Source records:

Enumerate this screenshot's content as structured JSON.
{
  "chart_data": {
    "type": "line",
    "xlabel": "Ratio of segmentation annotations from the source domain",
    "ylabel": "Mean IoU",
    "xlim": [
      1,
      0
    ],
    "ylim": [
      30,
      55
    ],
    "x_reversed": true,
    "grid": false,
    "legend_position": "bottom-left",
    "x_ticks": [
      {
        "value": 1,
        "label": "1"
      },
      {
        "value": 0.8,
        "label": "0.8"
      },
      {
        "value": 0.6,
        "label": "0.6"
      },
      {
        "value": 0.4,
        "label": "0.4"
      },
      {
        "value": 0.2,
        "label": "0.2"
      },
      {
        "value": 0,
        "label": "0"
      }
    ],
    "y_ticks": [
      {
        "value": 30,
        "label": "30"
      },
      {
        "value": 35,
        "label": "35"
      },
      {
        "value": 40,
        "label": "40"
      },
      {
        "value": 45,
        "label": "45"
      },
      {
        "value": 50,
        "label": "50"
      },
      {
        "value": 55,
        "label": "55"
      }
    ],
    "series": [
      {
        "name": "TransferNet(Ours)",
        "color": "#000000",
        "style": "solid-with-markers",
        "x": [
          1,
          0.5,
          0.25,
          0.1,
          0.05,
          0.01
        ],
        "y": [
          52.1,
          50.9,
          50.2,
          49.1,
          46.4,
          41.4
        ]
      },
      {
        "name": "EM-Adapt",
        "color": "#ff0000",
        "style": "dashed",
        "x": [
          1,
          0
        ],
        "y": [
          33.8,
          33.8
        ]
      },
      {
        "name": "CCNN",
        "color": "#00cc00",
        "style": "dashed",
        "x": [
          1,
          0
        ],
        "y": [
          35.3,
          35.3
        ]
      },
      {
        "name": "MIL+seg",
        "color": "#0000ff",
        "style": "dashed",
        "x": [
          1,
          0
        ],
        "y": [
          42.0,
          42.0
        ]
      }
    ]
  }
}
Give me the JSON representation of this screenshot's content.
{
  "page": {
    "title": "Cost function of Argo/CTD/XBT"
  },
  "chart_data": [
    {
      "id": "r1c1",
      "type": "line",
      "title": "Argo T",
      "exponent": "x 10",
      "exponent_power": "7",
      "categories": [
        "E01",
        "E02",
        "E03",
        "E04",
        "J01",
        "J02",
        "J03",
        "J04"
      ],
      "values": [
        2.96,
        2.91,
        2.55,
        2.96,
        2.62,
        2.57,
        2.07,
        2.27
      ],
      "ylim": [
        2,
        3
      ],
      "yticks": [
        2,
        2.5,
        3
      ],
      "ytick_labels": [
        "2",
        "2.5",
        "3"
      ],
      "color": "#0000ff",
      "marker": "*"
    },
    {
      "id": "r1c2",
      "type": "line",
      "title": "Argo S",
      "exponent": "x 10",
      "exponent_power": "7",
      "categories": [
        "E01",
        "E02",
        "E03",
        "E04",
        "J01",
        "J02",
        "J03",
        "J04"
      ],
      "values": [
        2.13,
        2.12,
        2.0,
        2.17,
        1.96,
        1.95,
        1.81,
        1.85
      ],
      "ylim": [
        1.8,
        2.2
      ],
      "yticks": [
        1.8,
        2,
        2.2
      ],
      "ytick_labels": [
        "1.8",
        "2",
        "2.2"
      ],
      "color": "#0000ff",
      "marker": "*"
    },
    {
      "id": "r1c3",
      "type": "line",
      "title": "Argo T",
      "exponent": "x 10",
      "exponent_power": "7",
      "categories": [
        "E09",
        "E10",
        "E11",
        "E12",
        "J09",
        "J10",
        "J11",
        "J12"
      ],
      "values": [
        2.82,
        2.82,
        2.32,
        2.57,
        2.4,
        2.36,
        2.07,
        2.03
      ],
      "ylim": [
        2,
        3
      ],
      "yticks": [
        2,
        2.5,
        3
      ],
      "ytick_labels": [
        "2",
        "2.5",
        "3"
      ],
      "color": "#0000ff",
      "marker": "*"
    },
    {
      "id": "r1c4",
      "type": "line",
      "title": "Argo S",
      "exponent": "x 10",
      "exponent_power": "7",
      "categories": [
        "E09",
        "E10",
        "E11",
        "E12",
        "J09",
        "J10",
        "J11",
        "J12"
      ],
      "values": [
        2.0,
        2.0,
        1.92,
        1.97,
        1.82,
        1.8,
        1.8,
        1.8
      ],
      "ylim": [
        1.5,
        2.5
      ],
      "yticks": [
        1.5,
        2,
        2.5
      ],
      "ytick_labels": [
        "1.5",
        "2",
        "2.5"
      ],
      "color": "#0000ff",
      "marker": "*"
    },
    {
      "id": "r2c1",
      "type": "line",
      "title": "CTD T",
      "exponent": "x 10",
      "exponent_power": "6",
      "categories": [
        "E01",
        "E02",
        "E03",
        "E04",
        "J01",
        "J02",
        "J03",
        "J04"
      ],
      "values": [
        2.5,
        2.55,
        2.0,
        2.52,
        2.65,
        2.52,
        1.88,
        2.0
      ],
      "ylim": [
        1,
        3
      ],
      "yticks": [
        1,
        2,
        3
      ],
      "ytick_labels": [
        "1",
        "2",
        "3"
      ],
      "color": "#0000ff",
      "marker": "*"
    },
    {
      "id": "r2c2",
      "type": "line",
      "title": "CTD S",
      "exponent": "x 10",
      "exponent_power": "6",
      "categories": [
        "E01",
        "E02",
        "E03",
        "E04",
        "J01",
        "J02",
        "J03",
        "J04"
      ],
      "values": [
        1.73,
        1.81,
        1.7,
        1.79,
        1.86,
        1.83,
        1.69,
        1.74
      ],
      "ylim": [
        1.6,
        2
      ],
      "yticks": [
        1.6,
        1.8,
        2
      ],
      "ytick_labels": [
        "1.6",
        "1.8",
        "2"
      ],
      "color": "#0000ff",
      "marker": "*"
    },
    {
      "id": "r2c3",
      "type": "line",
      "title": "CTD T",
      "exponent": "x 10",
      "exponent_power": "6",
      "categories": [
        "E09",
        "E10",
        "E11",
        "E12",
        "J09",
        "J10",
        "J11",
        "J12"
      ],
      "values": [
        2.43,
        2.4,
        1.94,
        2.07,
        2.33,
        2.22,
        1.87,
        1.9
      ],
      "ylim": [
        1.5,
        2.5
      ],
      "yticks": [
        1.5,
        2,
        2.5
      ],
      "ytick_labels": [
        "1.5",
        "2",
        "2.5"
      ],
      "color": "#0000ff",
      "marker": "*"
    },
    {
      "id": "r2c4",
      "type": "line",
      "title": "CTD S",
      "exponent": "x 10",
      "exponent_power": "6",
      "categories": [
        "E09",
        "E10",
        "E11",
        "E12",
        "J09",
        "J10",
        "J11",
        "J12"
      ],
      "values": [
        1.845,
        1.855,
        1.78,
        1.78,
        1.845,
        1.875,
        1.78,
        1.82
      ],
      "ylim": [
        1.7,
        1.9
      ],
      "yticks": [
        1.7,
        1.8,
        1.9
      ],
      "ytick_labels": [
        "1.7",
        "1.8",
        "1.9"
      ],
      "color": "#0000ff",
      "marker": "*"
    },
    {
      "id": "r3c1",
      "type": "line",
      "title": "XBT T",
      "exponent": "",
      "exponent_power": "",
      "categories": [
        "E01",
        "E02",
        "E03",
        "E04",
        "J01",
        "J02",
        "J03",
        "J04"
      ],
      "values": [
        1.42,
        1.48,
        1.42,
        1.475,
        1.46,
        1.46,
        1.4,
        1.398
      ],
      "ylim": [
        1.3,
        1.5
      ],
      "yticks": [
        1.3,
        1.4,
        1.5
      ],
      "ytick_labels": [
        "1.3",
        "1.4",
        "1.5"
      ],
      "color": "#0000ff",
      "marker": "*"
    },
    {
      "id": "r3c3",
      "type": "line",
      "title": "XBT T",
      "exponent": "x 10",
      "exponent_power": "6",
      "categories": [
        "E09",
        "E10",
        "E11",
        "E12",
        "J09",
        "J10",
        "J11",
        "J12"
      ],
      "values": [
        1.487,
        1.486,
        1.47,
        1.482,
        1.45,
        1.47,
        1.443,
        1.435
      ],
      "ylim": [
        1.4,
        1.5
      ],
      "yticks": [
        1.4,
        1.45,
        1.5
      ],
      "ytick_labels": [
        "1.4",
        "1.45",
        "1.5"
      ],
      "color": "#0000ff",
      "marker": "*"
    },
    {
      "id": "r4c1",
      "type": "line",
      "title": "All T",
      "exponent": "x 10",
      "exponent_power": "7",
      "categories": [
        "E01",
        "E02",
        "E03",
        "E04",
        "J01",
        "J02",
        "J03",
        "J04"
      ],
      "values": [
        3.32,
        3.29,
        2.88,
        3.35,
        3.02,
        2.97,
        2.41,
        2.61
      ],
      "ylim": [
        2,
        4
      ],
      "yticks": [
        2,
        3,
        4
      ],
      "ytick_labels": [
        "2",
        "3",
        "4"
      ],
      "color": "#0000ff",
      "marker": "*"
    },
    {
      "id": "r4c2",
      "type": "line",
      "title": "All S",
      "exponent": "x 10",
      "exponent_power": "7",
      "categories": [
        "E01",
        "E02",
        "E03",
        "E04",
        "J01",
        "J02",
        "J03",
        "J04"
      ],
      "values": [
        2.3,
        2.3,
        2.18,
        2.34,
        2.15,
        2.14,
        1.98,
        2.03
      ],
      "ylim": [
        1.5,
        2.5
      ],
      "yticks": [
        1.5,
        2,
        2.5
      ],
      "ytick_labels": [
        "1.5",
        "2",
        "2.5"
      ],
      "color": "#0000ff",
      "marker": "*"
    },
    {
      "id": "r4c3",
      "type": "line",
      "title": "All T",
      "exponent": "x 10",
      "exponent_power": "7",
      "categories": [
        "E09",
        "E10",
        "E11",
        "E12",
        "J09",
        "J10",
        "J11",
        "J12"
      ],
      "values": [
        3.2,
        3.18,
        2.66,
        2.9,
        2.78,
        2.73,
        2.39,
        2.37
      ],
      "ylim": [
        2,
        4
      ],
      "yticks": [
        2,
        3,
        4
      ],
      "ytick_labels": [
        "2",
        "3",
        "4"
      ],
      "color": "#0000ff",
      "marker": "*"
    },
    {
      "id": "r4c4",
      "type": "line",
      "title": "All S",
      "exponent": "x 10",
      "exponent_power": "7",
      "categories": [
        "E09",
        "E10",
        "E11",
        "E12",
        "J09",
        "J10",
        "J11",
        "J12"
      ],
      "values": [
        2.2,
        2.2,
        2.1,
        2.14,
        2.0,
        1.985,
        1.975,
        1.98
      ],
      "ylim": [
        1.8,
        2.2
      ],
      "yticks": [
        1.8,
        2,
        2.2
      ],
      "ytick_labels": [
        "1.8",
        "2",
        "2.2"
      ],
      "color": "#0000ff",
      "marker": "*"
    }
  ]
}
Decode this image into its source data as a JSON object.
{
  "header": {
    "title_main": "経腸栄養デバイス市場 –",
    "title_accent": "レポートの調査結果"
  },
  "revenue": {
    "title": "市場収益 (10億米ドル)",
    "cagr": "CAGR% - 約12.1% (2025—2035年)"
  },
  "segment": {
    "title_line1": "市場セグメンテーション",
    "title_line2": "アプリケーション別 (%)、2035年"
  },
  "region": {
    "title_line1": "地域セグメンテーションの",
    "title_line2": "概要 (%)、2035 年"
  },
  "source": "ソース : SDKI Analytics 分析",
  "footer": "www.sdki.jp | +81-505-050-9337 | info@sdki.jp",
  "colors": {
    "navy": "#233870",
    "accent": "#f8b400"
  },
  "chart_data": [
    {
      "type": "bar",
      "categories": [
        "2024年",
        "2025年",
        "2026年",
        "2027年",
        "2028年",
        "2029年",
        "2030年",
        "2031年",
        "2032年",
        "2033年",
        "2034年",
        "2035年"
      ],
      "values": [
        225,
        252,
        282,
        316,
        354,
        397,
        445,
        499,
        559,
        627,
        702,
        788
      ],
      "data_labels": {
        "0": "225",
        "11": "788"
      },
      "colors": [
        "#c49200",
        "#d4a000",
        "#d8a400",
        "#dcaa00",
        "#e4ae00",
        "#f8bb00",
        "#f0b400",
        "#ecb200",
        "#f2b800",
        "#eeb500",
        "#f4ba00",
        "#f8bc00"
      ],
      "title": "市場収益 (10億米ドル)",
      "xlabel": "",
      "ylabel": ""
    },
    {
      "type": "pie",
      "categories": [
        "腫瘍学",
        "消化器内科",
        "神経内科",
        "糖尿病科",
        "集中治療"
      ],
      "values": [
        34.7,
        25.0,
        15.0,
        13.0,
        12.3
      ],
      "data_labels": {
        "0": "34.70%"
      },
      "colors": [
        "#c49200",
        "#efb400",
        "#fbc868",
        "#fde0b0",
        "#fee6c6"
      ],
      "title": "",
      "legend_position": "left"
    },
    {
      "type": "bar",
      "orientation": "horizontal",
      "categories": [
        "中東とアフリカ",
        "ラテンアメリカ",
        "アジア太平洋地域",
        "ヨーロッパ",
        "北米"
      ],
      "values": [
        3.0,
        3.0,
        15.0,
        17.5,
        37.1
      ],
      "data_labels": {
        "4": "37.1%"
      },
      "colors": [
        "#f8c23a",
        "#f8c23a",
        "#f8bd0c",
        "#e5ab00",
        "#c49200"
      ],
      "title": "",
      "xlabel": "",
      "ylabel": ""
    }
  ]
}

- [THE TASK]
List the lines that contain the word "this".

- [CORRECT OUTPUT]
Enumerate this screenshot's content as structured JSON.
Give me the JSON representation of this screenshot's content.
Decode this image into its source data as a JSON object.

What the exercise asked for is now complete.